Task description: Can you transcribe the data exactly? Leave the pictures out.

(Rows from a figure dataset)
---

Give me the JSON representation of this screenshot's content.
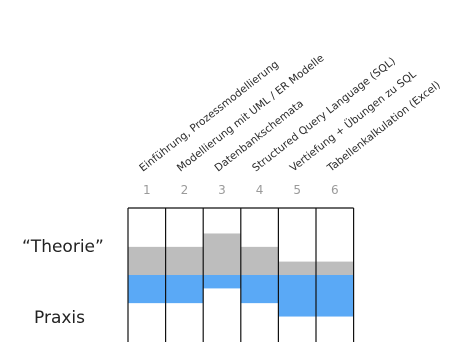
{
  "columns": [
    {
      "number": "1",
      "topic": "Einführung, Prozessmodellierung",
      "theorie": 0.42,
      "praxis": 0.42
    },
    {
      "number": "2",
      "topic": "Modellierung mit UML / ER Modelle",
      "theorie": 0.42,
      "praxis": 0.42
    },
    {
      "number": "3",
      "topic": "Datenbankschemata",
      "theorie": 0.62,
      "praxis": 0.2
    },
    {
      "number": "4",
      "topic": "Structured Query Language (SQL)",
      "theorie": 0.42,
      "praxis": 0.42
    },
    {
      "number": "5",
      "topic": "Vertiefung + Übungen zu SQL",
      "theorie": 0.2,
      "praxis": 0.62
    },
    {
      "number": "6",
      "topic": "Tabellenkalkulation (Excel)",
      "theorie": 0.2,
      "praxis": 0.62
    }
  ],
  "labels": {
    "theorie": "“Theorie”",
    "praxis": "Praxis"
  },
  "colors": {
    "theorie": "#bdbdbd",
    "praxis": "#5aa9f6",
    "border": "#111111",
    "numbers": "#9a9a9a"
  }
}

---

Written solution:
Give me the JSON representation of this screenshot's content.
{
  "columns": [
    {
      "number": "1",
      "topic": "Einführung, Prozessmodellierung",
      "theorie": 0.42,
      "praxis": 0.42
    },
    {
      "number": "2",
      "topic": "Modellierung mit UML / ER Modelle",
      "theorie": 0.42,
      "praxis": 0.42
    },
    {
      "number": "3",
      "topic": "Datenbankschemata",
      "theorie": 0.62,
      "praxis": 0.2
    },
    {
      "number": "4",
      "topic": "Structured Query Language (SQL)",
      "theorie": 0.42,
      "praxis": 0.42
    },
    {
      "number": "5",
      "topic": "Vertiefung + Übungen zu SQL",
      "theorie": 0.2,
      "praxis": 0.62
    },
    {
      "number": "6",
      "topic": "Tabellenkalkulation (Excel)",
      "theorie": 0.2,
      "praxis": 0.62
    }
  ],
  "labels": {
    "theorie": "“Theorie”",
    "praxis": "Praxis"
  },
  "colors": {
    "theorie": "#bdbdbd",
    "praxis": "#5aa9f6",
    "border": "#111111",
    "numbers": "#9a9a9a"
  }
}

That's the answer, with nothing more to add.